-- Begin Records for processing --
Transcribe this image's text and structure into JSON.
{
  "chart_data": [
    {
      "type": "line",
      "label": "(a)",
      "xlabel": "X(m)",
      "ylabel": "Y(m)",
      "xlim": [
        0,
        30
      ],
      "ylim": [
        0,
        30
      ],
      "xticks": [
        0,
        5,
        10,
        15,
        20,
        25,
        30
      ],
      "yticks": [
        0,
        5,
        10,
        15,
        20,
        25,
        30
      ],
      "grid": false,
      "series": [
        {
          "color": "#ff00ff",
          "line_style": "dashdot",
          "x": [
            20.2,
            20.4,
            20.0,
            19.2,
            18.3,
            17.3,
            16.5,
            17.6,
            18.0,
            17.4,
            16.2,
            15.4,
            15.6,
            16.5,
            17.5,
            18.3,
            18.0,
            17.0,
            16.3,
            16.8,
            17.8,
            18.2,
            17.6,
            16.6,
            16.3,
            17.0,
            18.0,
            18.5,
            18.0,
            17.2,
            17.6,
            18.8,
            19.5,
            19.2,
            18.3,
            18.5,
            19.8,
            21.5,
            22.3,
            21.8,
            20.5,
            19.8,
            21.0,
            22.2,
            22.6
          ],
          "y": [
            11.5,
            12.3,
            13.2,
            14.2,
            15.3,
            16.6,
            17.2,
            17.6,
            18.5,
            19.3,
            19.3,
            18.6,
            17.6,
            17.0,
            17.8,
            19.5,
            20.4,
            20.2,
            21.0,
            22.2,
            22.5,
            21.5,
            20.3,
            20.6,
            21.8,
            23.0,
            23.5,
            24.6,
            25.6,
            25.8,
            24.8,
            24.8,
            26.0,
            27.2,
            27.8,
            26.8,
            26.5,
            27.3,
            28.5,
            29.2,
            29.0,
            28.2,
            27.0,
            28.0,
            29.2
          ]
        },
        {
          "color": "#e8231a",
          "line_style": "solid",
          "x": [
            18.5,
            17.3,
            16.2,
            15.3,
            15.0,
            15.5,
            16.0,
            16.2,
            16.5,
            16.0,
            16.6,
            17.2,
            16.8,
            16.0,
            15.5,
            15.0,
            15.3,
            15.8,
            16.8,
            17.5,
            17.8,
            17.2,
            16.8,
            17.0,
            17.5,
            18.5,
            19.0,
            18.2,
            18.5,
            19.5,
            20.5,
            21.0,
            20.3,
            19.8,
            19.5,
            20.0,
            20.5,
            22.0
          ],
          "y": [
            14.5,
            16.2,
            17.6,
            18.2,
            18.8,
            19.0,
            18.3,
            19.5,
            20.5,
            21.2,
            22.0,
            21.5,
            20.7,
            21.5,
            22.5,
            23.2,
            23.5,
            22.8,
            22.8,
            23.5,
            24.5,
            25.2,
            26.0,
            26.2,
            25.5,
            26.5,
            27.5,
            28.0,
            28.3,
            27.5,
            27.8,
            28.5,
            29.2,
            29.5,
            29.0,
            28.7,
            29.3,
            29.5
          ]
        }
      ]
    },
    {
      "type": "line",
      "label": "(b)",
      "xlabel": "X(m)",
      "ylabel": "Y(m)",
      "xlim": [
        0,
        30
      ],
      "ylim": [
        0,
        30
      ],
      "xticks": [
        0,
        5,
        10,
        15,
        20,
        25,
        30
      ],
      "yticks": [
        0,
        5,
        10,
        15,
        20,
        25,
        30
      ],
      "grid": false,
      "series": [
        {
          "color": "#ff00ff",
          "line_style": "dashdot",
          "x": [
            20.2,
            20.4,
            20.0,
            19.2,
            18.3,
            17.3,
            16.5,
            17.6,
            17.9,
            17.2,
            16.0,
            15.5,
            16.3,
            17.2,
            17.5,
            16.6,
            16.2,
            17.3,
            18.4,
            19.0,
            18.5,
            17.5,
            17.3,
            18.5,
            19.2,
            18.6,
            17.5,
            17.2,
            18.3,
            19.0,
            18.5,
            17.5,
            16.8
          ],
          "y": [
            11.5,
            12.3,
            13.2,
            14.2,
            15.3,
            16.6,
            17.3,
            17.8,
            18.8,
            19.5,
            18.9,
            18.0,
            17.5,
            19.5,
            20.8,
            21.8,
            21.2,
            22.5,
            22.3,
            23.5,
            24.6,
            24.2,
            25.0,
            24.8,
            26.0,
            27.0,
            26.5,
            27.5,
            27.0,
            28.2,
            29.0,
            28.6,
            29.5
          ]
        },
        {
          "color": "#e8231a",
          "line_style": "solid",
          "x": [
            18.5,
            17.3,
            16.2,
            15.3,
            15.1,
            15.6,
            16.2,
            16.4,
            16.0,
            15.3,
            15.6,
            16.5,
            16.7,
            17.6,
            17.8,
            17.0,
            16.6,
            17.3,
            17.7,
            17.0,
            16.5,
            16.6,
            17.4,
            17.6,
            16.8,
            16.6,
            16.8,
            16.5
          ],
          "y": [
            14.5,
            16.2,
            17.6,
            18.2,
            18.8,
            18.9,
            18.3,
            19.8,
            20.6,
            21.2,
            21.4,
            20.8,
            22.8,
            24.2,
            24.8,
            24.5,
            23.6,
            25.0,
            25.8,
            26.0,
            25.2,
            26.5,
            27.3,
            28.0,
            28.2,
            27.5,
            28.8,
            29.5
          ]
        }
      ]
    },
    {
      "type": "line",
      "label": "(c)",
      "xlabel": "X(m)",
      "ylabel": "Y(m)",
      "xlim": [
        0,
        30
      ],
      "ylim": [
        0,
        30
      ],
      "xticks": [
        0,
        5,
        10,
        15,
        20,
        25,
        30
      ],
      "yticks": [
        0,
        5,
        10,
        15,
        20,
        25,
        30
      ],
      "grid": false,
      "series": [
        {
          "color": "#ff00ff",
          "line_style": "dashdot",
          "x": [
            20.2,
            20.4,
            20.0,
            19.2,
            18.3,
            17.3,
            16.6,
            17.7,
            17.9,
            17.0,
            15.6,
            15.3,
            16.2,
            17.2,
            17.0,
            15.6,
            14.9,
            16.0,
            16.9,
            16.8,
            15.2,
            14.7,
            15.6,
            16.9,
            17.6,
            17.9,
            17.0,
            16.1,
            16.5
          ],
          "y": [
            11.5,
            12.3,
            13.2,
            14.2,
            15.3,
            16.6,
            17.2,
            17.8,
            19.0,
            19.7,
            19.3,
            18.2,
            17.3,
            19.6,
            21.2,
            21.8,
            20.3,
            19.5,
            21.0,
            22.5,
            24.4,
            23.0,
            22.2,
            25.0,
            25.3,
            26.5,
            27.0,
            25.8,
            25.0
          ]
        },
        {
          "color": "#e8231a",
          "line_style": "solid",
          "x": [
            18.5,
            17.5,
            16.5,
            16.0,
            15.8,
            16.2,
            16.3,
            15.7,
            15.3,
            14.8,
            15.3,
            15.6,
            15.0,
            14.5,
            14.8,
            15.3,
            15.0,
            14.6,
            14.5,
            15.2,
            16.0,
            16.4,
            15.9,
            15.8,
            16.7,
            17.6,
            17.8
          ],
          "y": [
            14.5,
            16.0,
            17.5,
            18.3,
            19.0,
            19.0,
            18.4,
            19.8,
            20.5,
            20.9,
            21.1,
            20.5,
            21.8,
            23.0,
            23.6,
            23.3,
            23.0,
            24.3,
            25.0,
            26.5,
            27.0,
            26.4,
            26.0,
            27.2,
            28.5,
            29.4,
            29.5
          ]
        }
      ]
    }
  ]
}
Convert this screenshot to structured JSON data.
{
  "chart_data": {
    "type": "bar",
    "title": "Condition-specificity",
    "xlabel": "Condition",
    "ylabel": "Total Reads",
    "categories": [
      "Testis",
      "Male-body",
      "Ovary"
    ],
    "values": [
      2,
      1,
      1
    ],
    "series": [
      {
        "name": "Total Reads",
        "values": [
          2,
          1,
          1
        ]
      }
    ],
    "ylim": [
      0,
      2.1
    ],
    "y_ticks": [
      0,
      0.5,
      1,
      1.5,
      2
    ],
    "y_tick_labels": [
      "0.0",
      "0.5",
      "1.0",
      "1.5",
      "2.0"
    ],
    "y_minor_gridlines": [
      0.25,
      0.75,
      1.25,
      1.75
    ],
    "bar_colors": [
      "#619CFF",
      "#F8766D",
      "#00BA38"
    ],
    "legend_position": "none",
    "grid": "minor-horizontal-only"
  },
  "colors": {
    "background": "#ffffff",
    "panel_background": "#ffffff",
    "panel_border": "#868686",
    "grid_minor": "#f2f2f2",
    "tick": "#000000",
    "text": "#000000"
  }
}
-- End Records for processing --
What is expected
Scan the listing above. Collect all lines with the word "Reads".

Solution
    "ylabel": "Total Reads",
        "name": "Total Reads",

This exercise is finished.